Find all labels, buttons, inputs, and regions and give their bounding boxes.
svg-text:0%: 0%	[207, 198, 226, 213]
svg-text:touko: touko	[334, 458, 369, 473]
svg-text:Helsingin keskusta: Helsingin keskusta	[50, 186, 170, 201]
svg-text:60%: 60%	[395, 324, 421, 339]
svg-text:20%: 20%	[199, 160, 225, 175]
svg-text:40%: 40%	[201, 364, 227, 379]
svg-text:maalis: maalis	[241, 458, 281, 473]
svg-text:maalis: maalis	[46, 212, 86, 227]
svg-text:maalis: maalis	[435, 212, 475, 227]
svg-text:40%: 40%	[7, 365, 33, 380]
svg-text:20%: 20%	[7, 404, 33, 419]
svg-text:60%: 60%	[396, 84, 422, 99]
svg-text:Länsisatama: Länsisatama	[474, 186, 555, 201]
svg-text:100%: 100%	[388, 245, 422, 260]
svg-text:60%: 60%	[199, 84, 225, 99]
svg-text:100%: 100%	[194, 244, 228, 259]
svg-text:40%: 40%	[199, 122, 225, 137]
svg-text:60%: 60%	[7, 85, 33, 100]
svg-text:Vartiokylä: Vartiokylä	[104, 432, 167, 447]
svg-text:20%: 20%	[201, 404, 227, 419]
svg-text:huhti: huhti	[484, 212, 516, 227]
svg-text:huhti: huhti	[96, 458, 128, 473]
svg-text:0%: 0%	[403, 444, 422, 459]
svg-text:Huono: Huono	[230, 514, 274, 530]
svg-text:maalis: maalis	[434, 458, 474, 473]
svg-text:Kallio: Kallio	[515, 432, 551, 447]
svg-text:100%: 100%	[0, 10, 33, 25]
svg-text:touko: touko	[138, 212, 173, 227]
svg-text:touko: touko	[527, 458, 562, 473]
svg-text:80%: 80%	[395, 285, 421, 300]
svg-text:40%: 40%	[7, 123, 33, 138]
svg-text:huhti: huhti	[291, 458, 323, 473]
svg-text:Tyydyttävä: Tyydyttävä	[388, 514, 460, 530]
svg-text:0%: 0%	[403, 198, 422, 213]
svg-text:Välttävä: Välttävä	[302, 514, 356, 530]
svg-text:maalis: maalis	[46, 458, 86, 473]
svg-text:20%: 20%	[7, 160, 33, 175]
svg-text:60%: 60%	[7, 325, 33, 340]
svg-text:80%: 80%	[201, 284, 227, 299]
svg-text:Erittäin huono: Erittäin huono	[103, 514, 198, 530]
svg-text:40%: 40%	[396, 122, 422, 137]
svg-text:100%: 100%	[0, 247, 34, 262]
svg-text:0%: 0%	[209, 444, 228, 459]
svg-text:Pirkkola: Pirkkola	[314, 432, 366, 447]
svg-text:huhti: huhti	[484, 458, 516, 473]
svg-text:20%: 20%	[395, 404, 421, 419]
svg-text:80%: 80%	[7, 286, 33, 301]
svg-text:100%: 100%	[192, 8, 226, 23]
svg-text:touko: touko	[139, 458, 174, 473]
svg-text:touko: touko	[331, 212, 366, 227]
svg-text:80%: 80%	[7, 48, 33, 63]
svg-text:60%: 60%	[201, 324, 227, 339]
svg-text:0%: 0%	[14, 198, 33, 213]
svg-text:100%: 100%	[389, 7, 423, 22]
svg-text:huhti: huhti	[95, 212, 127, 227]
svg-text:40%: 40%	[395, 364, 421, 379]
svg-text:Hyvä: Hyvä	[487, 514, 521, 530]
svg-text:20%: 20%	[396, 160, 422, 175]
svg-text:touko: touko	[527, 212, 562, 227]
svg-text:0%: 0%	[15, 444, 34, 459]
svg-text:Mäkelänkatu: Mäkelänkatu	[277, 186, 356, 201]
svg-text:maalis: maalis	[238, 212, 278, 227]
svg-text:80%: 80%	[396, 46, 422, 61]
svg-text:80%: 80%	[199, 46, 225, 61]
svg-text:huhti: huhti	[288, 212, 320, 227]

---------------

**TASK TO CARRY OUT**:
Could you print the records from their first line up to and including the line containing "160, 225, 175]", copying each line unchanged?

**EXERCISE RESULT**:
Find all labels, buttons, inputs, and regions and give their bounding boxes.
svg-text:0%: 0%	[207, 198, 226, 213]
svg-text:touko: touko	[334, 458, 369, 473]
svg-text:Helsingin keskusta: Helsingin keskusta	[50, 186, 170, 201]
svg-text:60%: 60%	[395, 324, 421, 339]
svg-text:20%: 20%	[199, 160, 225, 175]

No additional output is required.